* GIVEN EXERCISE: Tell how many lines have the string "Stock" in them, and write nothing besides the number.

* RECORDED DATA:
■ ■ ■ ■ ■ ■ ■
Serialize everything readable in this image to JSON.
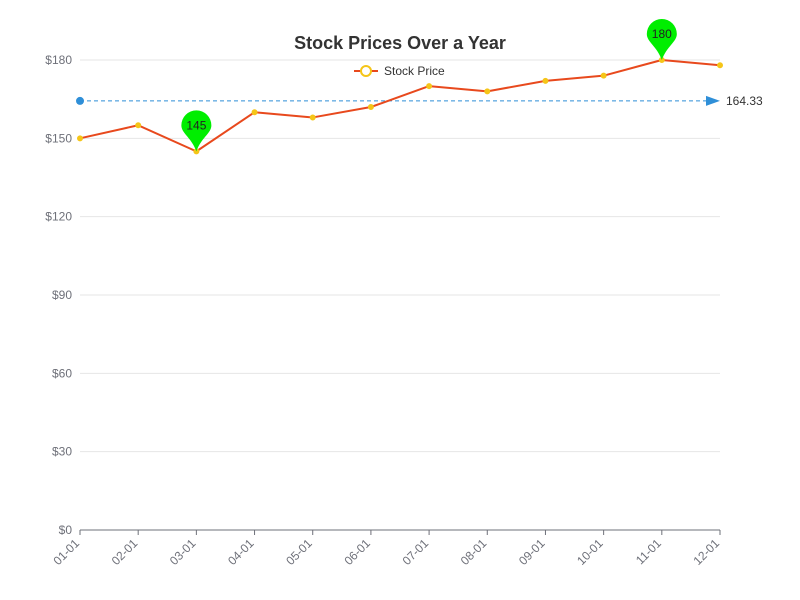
{
  "chart_data": {
    "type": "line",
    "title": "Stock Prices Over a Year",
    "legend": {
      "entries": [
        "Stock Price"
      ],
      "position": "top-center"
    },
    "categories": [
      "01-01",
      "02-01",
      "03-01",
      "04-01",
      "05-01",
      "06-01",
      "07-01",
      "08-01",
      "09-01",
      "10-01",
      "11-01",
      "12-01"
    ],
    "series": [
      {
        "name": "Stock Price",
        "values": [
          150,
          155,
          145,
          160,
          158,
          162,
          170,
          168,
          172,
          174,
          180,
          178
        ]
      }
    ],
    "y_ticks": [
      "$0",
      "$30",
      "$60",
      "$90",
      "$120",
      "$150",
      "$180"
    ],
    "ylim": [
      0,
      180
    ],
    "grid": true,
    "mark_points": [
      {
        "label": "145",
        "category": "03-01",
        "value": 145
      },
      {
        "label": "180",
        "category": "11-01",
        "value": 180
      }
    ],
    "mark_line": {
      "label": "164.33",
      "value": 164.33
    },
    "colors": {
      "line": "#e8491d",
      "marker": "#f5c518",
      "pin": "#00ee00",
      "avg_line": "#2f8fd8",
      "grid": "#e6e6e6",
      "axis": "#6e7079"
    }
  }
}
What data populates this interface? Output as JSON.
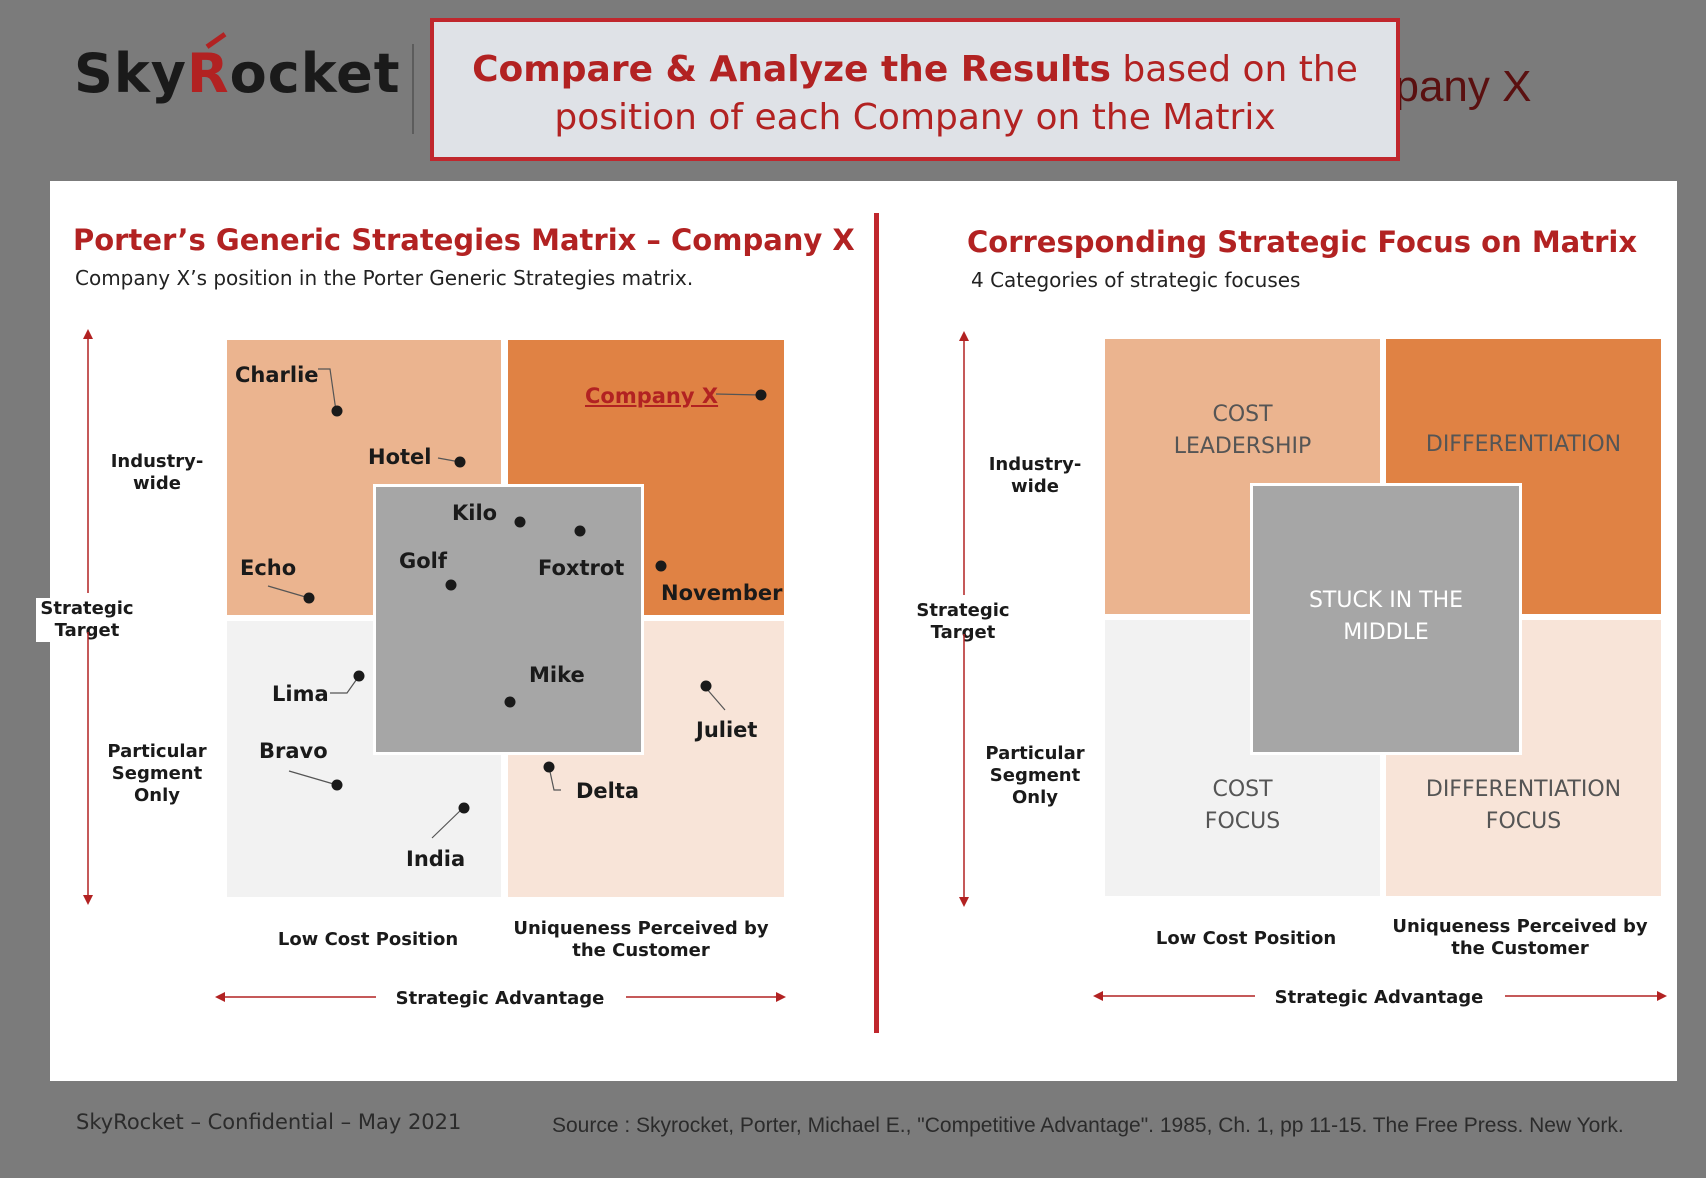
{
  "header": {
    "logo_text_a": "Sky",
    "logo_text_r": "R",
    "logo_text_b": "ocket",
    "background_title_fragment": "npany X",
    "callout_bold": "Compare & Analyze the Results",
    "callout_rest": " based on the position of each Company on the Matrix"
  },
  "left": {
    "title": "Porter’s Generic Strategies Matrix – Company X",
    "subtitle": "Company X’s position in the Porter Generic Strategies matrix.",
    "y_top": "Industry-\nwide",
    "y_mid": "Strategic\nTarget",
    "y_bottom": "Particular\nSegment\nOnly",
    "x_left": "Low Cost Position",
    "x_right": "Uniqueness Perceived by\nthe Customer",
    "x_axis": "Strategic Advantage",
    "companies": {
      "charlie": "Charlie",
      "hotel": "Hotel",
      "companyx": "Company X",
      "kilo": "Kilo",
      "echo": "Echo",
      "golf": "Golf",
      "foxtrot": "Foxtrot",
      "november": "November",
      "lima": "Lima",
      "mike": "Mike",
      "juliet": "Juliet",
      "bravo": "Bravo",
      "delta": "Delta",
      "india": "India"
    }
  },
  "right": {
    "title": "Corresponding Strategic Focus on Matrix",
    "subtitle": "4 Categories of strategic focuses",
    "y_top": "Industry-\nwide",
    "y_mid": "Strategic\nTarget",
    "y_bottom": "Particular\nSegment\nOnly",
    "x_left": "Low Cost Position",
    "x_right": "Uniqueness Perceived by\nthe Customer",
    "x_axis": "Strategic Advantage",
    "q_cost_leadership": "COST\nLEADERSHIP",
    "q_differentiation": "DIFFERENTIATION",
    "q_stuck": "STUCK IN THE\nMIDDLE",
    "q_cost_focus": "COST\nFOCUS",
    "q_diff_focus": "DIFFERENTIATION\nFOCUS"
  },
  "footer": {
    "left": "SkyRocket – Confidential – May 2021",
    "right": "Source : Skyrocket, Porter, Michael E., \"Competitive Advantage\". 1985, Ch. 1, pp 11-15. The Free Press. New York."
  },
  "colors": {
    "accent": "#b22222",
    "quadrant_top_left": "#ebb48f",
    "quadrant_top_right": "#e08244",
    "quadrant_bottom_left": "#f2f2f2",
    "quadrant_bottom_right": "#f8e4d8",
    "center_box": "#a6a6a6"
  }
}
■ ■ ■ ■ ■ ■ ■
* ANSWER: 3